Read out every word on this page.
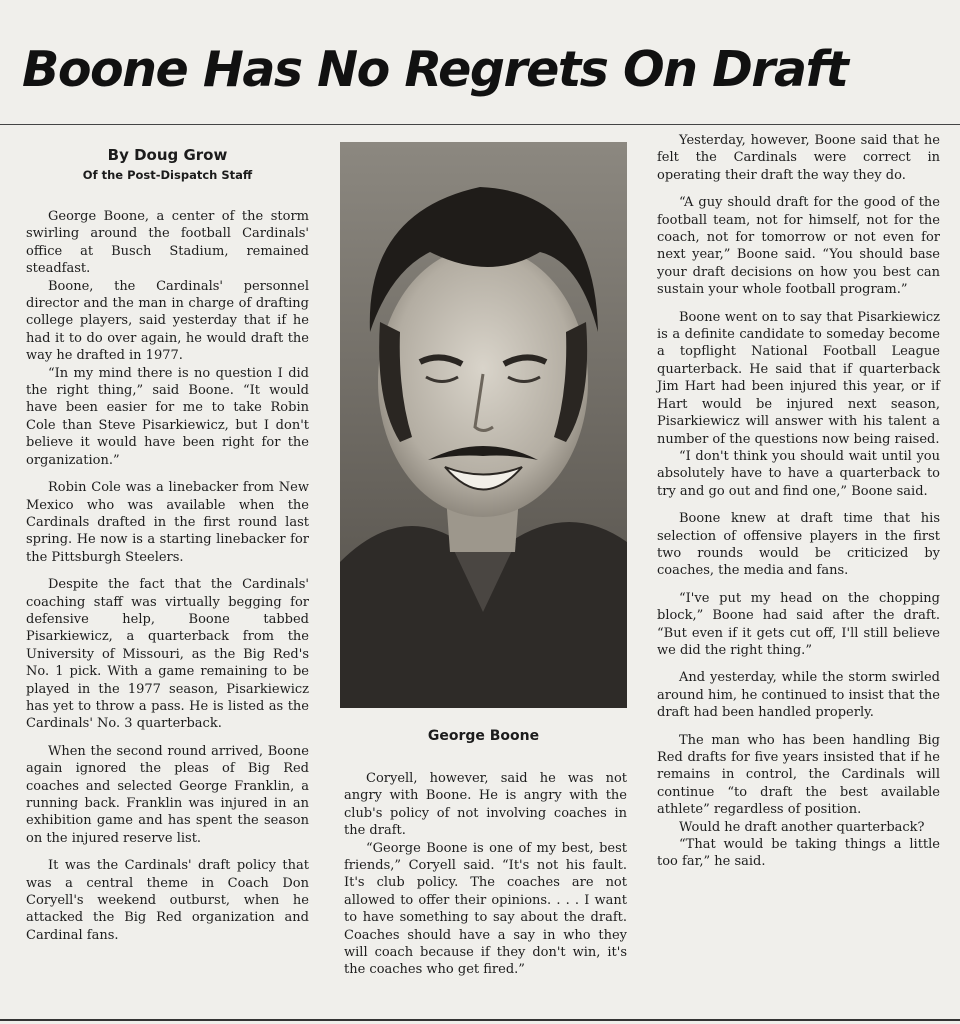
Boone Has No Regrets On Draft
By Doug Grow
Of the Post-Dispatch Staff

George Boone, a center of the storm swirling around the football Cardinals' office at Busch Stadium, remained steadfast.

Boone, the Cardinals' personnel director and the man in charge of drafting college players, said yesterday that if he had it to do over again, he would draft the way he drafted in 1977.

“In my mind there is no question I did the right thing,” said Boone. “It would have been easier for me to take Robin Cole than Steve Pisarkiewicz, but I don't believe it would have been right for the organization.”

Robin Cole was a linebacker from New Mexico who was available when the Cardinals drafted in the first round last spring. He now is a starting linebacker for the Pittsburgh Steelers.

Despite the fact that the Cardinals' coaching staff was virtually begging for defensive help, Boone tabbed Pisarkiewicz, a quarterback from the University of Missouri, as the Big Red's No. 1 pick. With a game remaining to be played in the 1977 season, Pisarkiewicz has yet to throw a pass. He is listed as the Cardinals' No. 3 quarterback.

When the second round arrived, Boone again ignored the pleas of Big Red coaches and selected George Franklin, a running back. Franklin was injured in an exhibition game and has spent the season on the injured reserve list.

It was the Cardinals' draft policy that was a central theme in Coach Don Coryell's weekend outburst, when he attacked the Big Red organization and Cardinal fans.

George Boone

Coryell, however, said he was not angry with Boone. He is angry with the club's policy of not involving coaches in the draft.

“George Boone is one of my best, best friends,” Coryell said. “It's not his fault. It's club policy. The coaches are not allowed to offer their opinions. . . . I want to have something to say about the draft. Coaches should have a say in who they will coach because if they don't win, it's the coaches who get fired.”

Yesterday, however, Boone said that he felt the Cardinals were correct in operating their draft the way they do.

“A guy should draft for the good of the football team, not for himself, not for the coach, not for tomorrow or not even for next year,” Boone said. “You should base your draft decisions on how you best can sustain your whole football program.”

Boone went on to say that Pisarkiewicz is a definite candidate to someday become a topflight National Football League quarterback. He said that if quarterback Jim Hart had been injured this year, or if Hart would be injured next season, Pisarkiewicz will answer with his talent a number of the questions now being raised.

“I don't think you should wait until you absolutely have to have a quarterback to try and go out and find one,” Boone said.

Boone knew at draft time that his selection of offensive players in the first two rounds would be criticized by coaches, the media and fans.

“I've put my head on the chopping block,” Boone had said after the draft. “But even if it gets cut off, I'll still believe we did the right thing.”

And yesterday, while the storm swirled around him, he continued to insist that the draft had been handled properly.

The man who has been handling Big Red drafts for five years insisted that if he remains in control, the Cardinals will continue “to draft the best available athlete” regardless of position.

Would he draft another quarterback?

“That would be taking things a little too far,” he said.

◆ ◆ ◆

• Objective: Leaving the pictures aside, transcribe the entire listing exactly.

• Exercise result:
Read out every word on this page.
Boone Has No Regrets On Draft
By Doug Grow
Of the Post-Dispatch Staff

George Boone, a center of the storm swirling around the football Cardinals' office at Busch Stadium, remained steadfast.

Boone, the Cardinals' personnel director and the man in charge of drafting college players, said yesterday that if he had it to do over again, he would draft the way he drafted in 1977.

“In my mind there is no question I did the right thing,” said Boone. “It would have been easier for me to take Robin Cole than Steve Pisarkiewicz, but I don't believe it would have been right for the organization.”

Robin Cole was a linebacker from New Mexico who was available when the Cardinals drafted in the first round last spring. He now is a starting linebacker for the Pittsburgh Steelers.

Despite the fact that the Cardinals' coaching staff was virtually begging for defensive help, Boone tabbed Pisarkiewicz, a quarterback from the University of Missouri, as the Big Red's No. 1 pick. With a game remaining to be played in the 1977 season, Pisarkiewicz has yet to throw a pass. He is listed as the Cardinals' No. 3 quarterback.

When the second round arrived, Boone again ignored the pleas of Big Red coaches and selected George Franklin, a running back. Franklin was injured in an exhibition game and has spent the season on the injured reserve list.

It was the Cardinals' draft policy that was a central theme in Coach Don Coryell's weekend outburst, when he attacked the Big Red organization and Cardinal fans.

George Boone

Coryell, however, said he was not angry with Boone. He is angry with the club's policy of not involving coaches in the draft.

“George Boone is one of my best, best friends,” Coryell said. “It's not his fault. It's club policy. The coaches are not allowed to offer their opinions. . . . I want to have something to say about the draft. Coaches should have a say in who they will coach because if they don't win, it's the coaches who get fired.”

Yesterday, however, Boone said that he felt the Cardinals were correct in operating their draft the way they do.

“A guy should draft for the good of the football team, not for himself, not for the coach, not for tomorrow or not even for next year,” Boone said. “You should base your draft decisions on how you best can sustain your whole football program.”

Boone went on to say that Pisarkiewicz is a definite candidate to someday become a topflight National Football League quarterback. He said that if quarterback Jim Hart had been injured this year, or if Hart would be injured next season, Pisarkiewicz will answer with his talent a number of the questions now being raised.

“I don't think you should wait until you absolutely have to have a quarterback to try and go out and find one,” Boone said.

Boone knew at draft time that his selection of offensive players in the first two rounds would be criticized by coaches, the media and fans.

“I've put my head on the chopping block,” Boone had said after the draft. “But even if it gets cut off, I'll still believe we did the right thing.”

And yesterday, while the storm swirled around him, he continued to insist that the draft had been handled properly.

The man who has been handling Big Red drafts for five years insisted that if he remains in control, the Cardinals will continue “to draft the best available athlete” regardless of position.

Would he draft another quarterback?

“That would be taking things a little too far,” he said.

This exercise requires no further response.